# [Data entries]
◆ ◆ ◆

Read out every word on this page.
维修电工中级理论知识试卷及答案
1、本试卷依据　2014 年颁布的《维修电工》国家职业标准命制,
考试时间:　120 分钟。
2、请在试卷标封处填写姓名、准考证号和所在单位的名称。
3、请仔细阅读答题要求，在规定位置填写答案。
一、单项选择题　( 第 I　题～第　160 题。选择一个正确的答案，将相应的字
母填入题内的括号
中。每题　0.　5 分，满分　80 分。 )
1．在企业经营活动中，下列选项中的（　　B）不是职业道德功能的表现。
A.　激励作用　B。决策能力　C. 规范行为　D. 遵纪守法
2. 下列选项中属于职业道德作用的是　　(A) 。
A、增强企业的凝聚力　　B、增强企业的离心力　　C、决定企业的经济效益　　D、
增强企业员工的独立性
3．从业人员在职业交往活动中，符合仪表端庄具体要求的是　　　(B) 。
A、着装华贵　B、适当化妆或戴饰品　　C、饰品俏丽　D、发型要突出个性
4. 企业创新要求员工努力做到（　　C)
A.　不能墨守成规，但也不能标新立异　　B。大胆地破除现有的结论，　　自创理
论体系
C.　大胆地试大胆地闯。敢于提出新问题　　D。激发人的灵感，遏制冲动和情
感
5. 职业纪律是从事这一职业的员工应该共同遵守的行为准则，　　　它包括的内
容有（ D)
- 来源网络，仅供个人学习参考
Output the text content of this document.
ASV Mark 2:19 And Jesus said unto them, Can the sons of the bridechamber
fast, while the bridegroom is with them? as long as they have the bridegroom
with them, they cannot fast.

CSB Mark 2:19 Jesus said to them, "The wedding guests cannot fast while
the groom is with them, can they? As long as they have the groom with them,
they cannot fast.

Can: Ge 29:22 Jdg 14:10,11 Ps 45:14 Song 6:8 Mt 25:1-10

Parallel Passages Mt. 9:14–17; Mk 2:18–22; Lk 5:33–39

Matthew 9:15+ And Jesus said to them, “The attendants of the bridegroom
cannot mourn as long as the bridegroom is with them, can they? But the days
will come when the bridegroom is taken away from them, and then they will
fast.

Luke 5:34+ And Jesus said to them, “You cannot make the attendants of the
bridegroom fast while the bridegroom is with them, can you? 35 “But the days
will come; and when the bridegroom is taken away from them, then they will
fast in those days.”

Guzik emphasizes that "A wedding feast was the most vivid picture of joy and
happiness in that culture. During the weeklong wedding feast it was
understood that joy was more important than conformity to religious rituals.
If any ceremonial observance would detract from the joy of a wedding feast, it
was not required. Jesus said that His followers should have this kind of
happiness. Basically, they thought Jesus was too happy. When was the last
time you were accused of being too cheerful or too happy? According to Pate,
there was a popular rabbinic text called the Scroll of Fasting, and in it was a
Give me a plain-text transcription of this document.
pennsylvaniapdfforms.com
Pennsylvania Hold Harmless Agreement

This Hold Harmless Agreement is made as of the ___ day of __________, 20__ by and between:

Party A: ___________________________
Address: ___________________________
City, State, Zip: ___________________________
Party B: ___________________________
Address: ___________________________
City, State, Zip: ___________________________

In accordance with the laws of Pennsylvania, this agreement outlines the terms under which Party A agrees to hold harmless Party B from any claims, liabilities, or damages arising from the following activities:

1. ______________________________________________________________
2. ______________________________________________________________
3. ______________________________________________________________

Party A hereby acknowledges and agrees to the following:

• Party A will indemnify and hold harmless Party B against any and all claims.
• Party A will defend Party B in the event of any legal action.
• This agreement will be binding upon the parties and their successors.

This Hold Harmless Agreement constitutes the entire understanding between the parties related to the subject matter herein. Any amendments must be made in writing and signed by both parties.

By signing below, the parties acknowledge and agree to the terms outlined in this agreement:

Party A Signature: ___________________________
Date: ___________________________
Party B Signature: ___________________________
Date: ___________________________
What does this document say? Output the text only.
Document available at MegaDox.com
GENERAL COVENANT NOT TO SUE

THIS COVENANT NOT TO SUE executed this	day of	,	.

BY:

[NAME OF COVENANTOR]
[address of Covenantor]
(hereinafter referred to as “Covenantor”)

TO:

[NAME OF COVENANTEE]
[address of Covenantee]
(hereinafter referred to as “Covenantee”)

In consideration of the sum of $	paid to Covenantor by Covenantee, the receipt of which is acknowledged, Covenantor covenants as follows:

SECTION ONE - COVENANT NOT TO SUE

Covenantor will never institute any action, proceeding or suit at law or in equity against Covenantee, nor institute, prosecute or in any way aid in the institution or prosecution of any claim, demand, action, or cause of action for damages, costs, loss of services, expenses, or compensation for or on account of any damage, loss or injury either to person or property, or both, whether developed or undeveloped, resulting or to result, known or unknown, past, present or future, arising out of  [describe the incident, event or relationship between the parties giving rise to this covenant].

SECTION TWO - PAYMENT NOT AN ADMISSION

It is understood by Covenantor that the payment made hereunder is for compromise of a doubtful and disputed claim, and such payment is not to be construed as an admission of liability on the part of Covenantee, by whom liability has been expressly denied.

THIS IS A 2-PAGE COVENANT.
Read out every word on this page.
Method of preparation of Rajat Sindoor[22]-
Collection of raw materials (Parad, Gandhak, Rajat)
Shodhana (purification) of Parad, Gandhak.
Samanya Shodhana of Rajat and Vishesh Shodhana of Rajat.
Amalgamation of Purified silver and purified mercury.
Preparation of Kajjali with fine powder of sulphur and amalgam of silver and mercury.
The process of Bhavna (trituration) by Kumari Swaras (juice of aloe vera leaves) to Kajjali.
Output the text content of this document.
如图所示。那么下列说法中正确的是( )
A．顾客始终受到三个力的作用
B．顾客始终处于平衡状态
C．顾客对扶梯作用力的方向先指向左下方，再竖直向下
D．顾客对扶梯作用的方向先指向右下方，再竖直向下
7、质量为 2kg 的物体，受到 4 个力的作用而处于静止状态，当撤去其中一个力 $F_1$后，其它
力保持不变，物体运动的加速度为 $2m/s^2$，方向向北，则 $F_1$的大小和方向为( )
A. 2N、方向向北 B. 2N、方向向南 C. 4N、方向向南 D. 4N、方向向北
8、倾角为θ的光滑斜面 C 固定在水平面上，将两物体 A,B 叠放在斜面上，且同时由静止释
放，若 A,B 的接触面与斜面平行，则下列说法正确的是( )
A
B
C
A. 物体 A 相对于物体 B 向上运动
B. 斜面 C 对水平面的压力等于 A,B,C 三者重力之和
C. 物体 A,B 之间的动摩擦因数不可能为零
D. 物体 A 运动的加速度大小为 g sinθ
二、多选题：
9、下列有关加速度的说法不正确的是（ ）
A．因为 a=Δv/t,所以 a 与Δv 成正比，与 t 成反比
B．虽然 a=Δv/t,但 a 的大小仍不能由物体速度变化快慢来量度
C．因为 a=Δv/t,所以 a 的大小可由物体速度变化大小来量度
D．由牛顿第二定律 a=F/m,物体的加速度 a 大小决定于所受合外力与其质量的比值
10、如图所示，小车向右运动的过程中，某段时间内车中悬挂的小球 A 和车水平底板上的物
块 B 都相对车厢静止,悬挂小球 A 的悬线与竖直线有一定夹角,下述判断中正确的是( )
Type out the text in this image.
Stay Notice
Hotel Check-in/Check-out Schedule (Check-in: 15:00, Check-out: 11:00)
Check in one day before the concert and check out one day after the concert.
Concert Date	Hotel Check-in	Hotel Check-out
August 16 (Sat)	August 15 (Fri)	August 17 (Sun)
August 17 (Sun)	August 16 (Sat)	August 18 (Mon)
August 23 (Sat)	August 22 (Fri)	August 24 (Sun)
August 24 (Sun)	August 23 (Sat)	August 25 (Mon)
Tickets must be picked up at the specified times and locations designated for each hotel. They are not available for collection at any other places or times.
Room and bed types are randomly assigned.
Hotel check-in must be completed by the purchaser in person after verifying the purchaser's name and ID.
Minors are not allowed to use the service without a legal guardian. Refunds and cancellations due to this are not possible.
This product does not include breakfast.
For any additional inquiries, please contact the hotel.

◆ ◆ ◆

# [THE PROBLEM]
Gather from the entries above all lines that include the string "claims".

# [RIGHT ANSWER]
In accordance with the laws of Pennsylvania, this agreement outlines the terms under which Party A agrees to hold harmless Party B from any claims, liabilities, or damages arising from the following activities:
• Party A will indemnify and hold harmless Party B against any and all claims.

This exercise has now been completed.